The records below must be duplicated exactly, character for character.

> _Data_
** Start **
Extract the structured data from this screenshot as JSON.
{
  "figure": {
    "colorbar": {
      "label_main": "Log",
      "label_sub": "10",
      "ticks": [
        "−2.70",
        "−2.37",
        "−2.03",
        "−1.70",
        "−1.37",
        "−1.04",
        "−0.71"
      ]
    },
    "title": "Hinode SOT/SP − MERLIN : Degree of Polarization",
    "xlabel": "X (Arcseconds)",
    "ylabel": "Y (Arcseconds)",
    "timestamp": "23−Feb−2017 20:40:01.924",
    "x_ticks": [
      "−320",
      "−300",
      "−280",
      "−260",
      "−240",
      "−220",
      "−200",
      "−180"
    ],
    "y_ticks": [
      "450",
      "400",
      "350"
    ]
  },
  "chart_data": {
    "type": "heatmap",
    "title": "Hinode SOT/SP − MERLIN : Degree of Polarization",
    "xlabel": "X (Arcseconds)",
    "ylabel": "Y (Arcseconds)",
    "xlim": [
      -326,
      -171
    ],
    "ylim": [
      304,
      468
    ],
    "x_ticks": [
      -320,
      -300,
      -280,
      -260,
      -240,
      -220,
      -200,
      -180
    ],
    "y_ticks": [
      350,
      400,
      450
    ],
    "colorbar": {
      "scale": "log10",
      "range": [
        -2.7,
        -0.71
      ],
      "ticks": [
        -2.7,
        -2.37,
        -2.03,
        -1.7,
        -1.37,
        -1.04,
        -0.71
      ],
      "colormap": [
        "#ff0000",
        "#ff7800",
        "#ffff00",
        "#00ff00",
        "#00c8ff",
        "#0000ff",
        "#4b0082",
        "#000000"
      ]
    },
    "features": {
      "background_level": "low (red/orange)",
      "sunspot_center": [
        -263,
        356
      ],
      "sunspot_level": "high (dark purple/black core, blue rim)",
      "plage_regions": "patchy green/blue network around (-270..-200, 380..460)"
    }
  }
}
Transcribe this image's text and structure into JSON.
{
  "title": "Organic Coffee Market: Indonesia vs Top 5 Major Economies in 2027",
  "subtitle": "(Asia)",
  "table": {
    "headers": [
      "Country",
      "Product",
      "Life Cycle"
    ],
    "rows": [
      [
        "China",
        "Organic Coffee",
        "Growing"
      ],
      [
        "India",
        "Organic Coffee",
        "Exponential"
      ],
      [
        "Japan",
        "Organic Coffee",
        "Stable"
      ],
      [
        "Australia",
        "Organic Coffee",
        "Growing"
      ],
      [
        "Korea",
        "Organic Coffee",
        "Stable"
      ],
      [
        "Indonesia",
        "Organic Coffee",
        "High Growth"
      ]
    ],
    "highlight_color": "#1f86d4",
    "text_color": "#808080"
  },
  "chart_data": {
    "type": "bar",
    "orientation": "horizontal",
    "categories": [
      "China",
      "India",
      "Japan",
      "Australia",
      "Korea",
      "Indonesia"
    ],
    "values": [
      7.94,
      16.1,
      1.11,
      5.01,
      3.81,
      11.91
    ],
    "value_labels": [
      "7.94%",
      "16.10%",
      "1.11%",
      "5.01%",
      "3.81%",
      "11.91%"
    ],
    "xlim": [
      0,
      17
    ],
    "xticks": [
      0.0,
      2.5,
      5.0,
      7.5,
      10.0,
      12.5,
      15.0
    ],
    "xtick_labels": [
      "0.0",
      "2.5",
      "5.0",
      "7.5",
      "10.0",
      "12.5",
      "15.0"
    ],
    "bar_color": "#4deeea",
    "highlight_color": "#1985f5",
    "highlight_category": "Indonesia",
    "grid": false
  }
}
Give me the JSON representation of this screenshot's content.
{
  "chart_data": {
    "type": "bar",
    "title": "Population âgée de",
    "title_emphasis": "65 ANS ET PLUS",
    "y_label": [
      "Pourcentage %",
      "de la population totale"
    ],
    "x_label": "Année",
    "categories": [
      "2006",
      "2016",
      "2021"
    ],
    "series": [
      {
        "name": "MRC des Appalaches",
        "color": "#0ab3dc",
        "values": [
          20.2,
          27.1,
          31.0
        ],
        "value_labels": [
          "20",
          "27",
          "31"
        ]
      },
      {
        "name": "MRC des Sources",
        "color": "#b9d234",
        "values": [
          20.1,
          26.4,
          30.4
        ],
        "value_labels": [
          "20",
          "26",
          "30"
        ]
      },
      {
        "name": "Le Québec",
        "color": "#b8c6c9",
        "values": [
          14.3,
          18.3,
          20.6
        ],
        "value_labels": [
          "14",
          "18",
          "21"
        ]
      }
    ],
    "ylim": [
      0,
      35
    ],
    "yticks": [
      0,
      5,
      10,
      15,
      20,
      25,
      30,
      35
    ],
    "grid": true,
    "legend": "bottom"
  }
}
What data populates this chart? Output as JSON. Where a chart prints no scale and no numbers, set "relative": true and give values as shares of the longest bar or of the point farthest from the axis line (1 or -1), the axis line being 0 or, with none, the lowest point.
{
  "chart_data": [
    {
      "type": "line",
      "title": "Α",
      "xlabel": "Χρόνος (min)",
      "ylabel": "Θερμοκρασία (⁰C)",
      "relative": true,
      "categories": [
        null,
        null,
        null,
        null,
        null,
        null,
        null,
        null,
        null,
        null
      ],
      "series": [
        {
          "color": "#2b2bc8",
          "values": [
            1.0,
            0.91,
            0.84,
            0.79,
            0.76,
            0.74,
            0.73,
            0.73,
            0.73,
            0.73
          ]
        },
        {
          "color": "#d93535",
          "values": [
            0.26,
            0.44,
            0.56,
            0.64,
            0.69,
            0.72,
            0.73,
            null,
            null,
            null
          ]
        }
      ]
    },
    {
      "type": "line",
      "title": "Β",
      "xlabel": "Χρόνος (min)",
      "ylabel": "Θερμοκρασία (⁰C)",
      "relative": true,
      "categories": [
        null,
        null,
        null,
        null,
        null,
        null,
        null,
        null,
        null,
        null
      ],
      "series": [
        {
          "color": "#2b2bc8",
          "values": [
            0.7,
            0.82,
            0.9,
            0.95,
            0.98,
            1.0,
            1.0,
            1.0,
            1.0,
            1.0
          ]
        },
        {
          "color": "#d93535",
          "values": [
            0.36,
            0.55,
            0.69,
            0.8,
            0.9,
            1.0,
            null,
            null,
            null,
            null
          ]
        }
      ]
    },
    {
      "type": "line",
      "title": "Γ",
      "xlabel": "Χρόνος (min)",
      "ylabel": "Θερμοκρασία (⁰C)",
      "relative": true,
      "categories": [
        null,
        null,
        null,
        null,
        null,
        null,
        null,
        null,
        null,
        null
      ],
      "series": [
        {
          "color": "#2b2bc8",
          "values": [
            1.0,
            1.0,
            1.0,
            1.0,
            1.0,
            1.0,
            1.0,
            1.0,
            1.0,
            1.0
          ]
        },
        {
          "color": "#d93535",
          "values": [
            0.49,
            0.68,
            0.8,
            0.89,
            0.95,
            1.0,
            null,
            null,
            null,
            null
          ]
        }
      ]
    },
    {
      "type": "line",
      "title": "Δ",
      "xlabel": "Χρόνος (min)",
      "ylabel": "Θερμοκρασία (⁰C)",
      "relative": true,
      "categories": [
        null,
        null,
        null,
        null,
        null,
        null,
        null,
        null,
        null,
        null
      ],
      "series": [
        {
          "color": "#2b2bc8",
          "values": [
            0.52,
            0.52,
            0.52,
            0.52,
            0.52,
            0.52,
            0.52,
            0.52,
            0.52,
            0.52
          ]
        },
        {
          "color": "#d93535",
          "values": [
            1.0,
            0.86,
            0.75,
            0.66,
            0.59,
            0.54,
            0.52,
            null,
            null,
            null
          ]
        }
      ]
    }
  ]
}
** End **
> _Response below_
Extract the structured data from this screenshot as JSON.
{
  "figure": {
    "colorbar": {
      "label_main": "Log",
      "label_sub": "10",
      "ticks": [
        "−2.70",
        "−2.37",
        "−2.03",
        "−1.70",
        "−1.37",
        "−1.04",
        "−0.71"
      ]
    },
    "title": "Hinode SOT/SP − MERLIN : Degree of Polarization",
    "xlabel": "X (Arcseconds)",
    "ylabel": "Y (Arcseconds)",
    "timestamp": "23−Feb−2017 20:40:01.924",
    "x_ticks": [
      "−320",
      "−300",
      "−280",
      "−260",
      "−240",
      "−220",
      "−200",
      "−180"
    ],
    "y_ticks": [
      "450",
      "400",
      "350"
    ]
  },
  "chart_data": {
    "type": "heatmap",
    "title": "Hinode SOT/SP − MERLIN : Degree of Polarization",
    "xlabel": "X (Arcseconds)",
    "ylabel": "Y (Arcseconds)",
    "xlim": [
      -326,
      -171
    ],
    "ylim": [
      304,
      468
    ],
    "x_ticks": [
      -320,
      -300,
      -280,
      -260,
      -240,
      -220,
      -200,
      -180
    ],
    "y_ticks": [
      350,
      400,
      450
    ],
    "colorbar": {
      "scale": "log10",
      "range": [
        -2.7,
        -0.71
      ],
      "ticks": [
        -2.7,
        -2.37,
        -2.03,
        -1.7,
        -1.37,
        -1.04,
        -0.71
      ],
      "colormap": [
        "#ff0000",
        "#ff7800",
        "#ffff00",
        "#00ff00",
        "#00c8ff",
        "#0000ff",
        "#4b0082",
        "#000000"
      ]
    },
    "features": {
      "background_level": "low (red/orange)",
      "sunspot_center": [
        -263,
        356
      ],
      "sunspot_level": "high (dark purple/black core, blue rim)",
      "plage_regions": "patchy green/blue network around (-270..-200, 380..460)"
    }
  }
}
Transcribe this image's text and structure into JSON.
{
  "title": "Organic Coffee Market: Indonesia vs Top 5 Major Economies in 2027",
  "subtitle": "(Asia)",
  "table": {
    "headers": [
      "Country",
      "Product",
      "Life Cycle"
    ],
    "rows": [
      [
        "China",
        "Organic Coffee",
        "Growing"
      ],
      [
        "India",
        "Organic Coffee",
        "Exponential"
      ],
      [
        "Japan",
        "Organic Coffee",
        "Stable"
      ],
      [
        "Australia",
        "Organic Coffee",
        "Growing"
      ],
      [
        "Korea",
        "Organic Coffee",
        "Stable"
      ],
      [
        "Indonesia",
        "Organic Coffee",
        "High Growth"
      ]
    ],
    "highlight_color": "#1f86d4",
    "text_color": "#808080"
  },
  "chart_data": {
    "type": "bar",
    "orientation": "horizontal",
    "categories": [
      "China",
      "India",
      "Japan",
      "Australia",
      "Korea",
      "Indonesia"
    ],
    "values": [
      7.94,
      16.1,
      1.11,
      5.01,
      3.81,
      11.91
    ],
    "value_labels": [
      "7.94%",
      "16.10%",
      "1.11%",
      "5.01%",
      "3.81%",
      "11.91%"
    ],
    "xlim": [
      0,
      17
    ],
    "xticks": [
      0.0,
      2.5,
      5.0,
      7.5,
      10.0,
      12.5,
      15.0
    ],
    "xtick_labels": [
      "0.0",
      "2.5",
      "5.0",
      "7.5",
      "10.0",
      "12.5",
      "15.0"
    ],
    "bar_color": "#4deeea",
    "highlight_color": "#1985f5",
    "highlight_category": "Indonesia",
    "grid": false
  }
}
Give me the JSON representation of this screenshot's content.
{
  "chart_data": {
    "type": "bar",
    "title": "Population âgée de",
    "title_emphasis": "65 ANS ET PLUS",
    "y_label": [
      "Pourcentage %",
      "de la population totale"
    ],
    "x_label": "Année",
    "categories": [
      "2006",
      "2016",
      "2021"
    ],
    "series": [
      {
        "name": "MRC des Appalaches",
        "color": "#0ab3dc",
        "values": [
          20.2,
          27.1,
          31.0
        ],
        "value_labels": [
          "20",
          "27",
          "31"
        ]
      },
      {
        "name": "MRC des Sources",
        "color": "#b9d234",
        "values": [
          20.1,
          26.4,
          30.4
        ],
        "value_labels": [
          "20",
          "26",
          "30"
        ]
      },
      {
        "name": "Le Québec",
        "color": "#b8c6c9",
        "values": [
          14.3,
          18.3,
          20.6
        ],
        "value_labels": [
          "14",
          "18",
          "21"
        ]
      }
    ],
    "ylim": [
      0,
      35
    ],
    "yticks": [
      0,
      5,
      10,
      15,
      20,
      25,
      30,
      35
    ],
    "grid": true,
    "legend": "bottom"
  }
}
What data populates this chart? Output as JSON. Where a chart prints no scale and no numbers, set "relative": true and give values as shares of the longest bar or of the point farthest from the axis line (1 or -1), the axis line being 0 or, with none, the lowest point.
{
  "chart_data": [
    {
      "type": "line",
      "title": "Α",
      "xlabel": "Χρόνος (min)",
      "ylabel": "Θερμοκρασία (⁰C)",
      "relative": true,
      "categories": [
        null,
        null,
        null,
        null,
        null,
        null,
        null,
        null,
        null,
        null
      ],
      "series": [
        {
          "color": "#2b2bc8",
          "values": [
            1.0,
            0.91,
            0.84,
            0.79,
            0.76,
            0.74,
            0.73,
            0.73,
            0.73,
            0.73
          ]
        },
        {
          "color": "#d93535",
          "values": [
            0.26,
            0.44,
            0.56,
            0.64,
            0.69,
            0.72,
            0.73,
            null,
            null,
            null
          ]
        }
      ]
    },
    {
      "type": "line",
      "title": "Β",
      "xlabel": "Χρόνος (min)",
      "ylabel": "Θερμοκρασία (⁰C)",
      "relative": true,
      "categories": [
        null,
        null,
        null,
        null,
        null,
        null,
        null,
        null,
        null,
        null
      ],
      "series": [
        {
          "color": "#2b2bc8",
          "values": [
            0.7,
            0.82,
            0.9,
            0.95,
            0.98,
            1.0,
            1.0,
            1.0,
            1.0,
            1.0
          ]
        },
        {
          "color": "#d93535",
          "values": [
            0.36,
            0.55,
            0.69,
            0.8,
            0.9,
            1.0,
            null,
            null,
            null,
            null
          ]
        }
      ]
    },
    {
      "type": "line",
      "title": "Γ",
      "xlabel": "Χρόνος (min)",
      "ylabel": "Θερμοκρασία (⁰C)",
      "relative": true,
      "categories": [
        null,
        null,
        null,
        null,
        null,
        null,
        null,
        null,
        null,
        null
      ],
      "series": [
        {
          "color": "#2b2bc8",
          "values": [
            1.0,
            1.0,
            1.0,
            1.0,
            1.0,
            1.0,
            1.0,
            1.0,
            1.0,
            1.0
          ]
        },
        {
          "color": "#d93535",
          "values": [
            0.49,
            0.68,
            0.8,
            0.89,
            0.95,
            1.0,
            null,
            null,
            null,
            null
          ]
        }
      ]
    },
    {
      "type": "line",
      "title": "Δ",
      "xlabel": "Χρόνος (min)",
      "ylabel": "Θερμοκρασία (⁰C)",
      "relative": true,
      "categories": [
        null,
        null,
        null,
        null,
        null,
        null,
        null,
        null,
        null,
        null
      ],
      "series": [
        {
          "color": "#2b2bc8",
          "values": [
            0.52,
            0.52,
            0.52,
            0.52,
            0.52,
            0.52,
            0.52,
            0.52,
            0.52,
            0.52
          ]
        },
        {
          "color": "#d93535",
          "values": [
            1.0,
            0.86,
            0.75,
            0.66,
            0.59,
            0.54,
            0.52,
            null,
            null,
            null
          ]
        }
      ]
    }
  ]
}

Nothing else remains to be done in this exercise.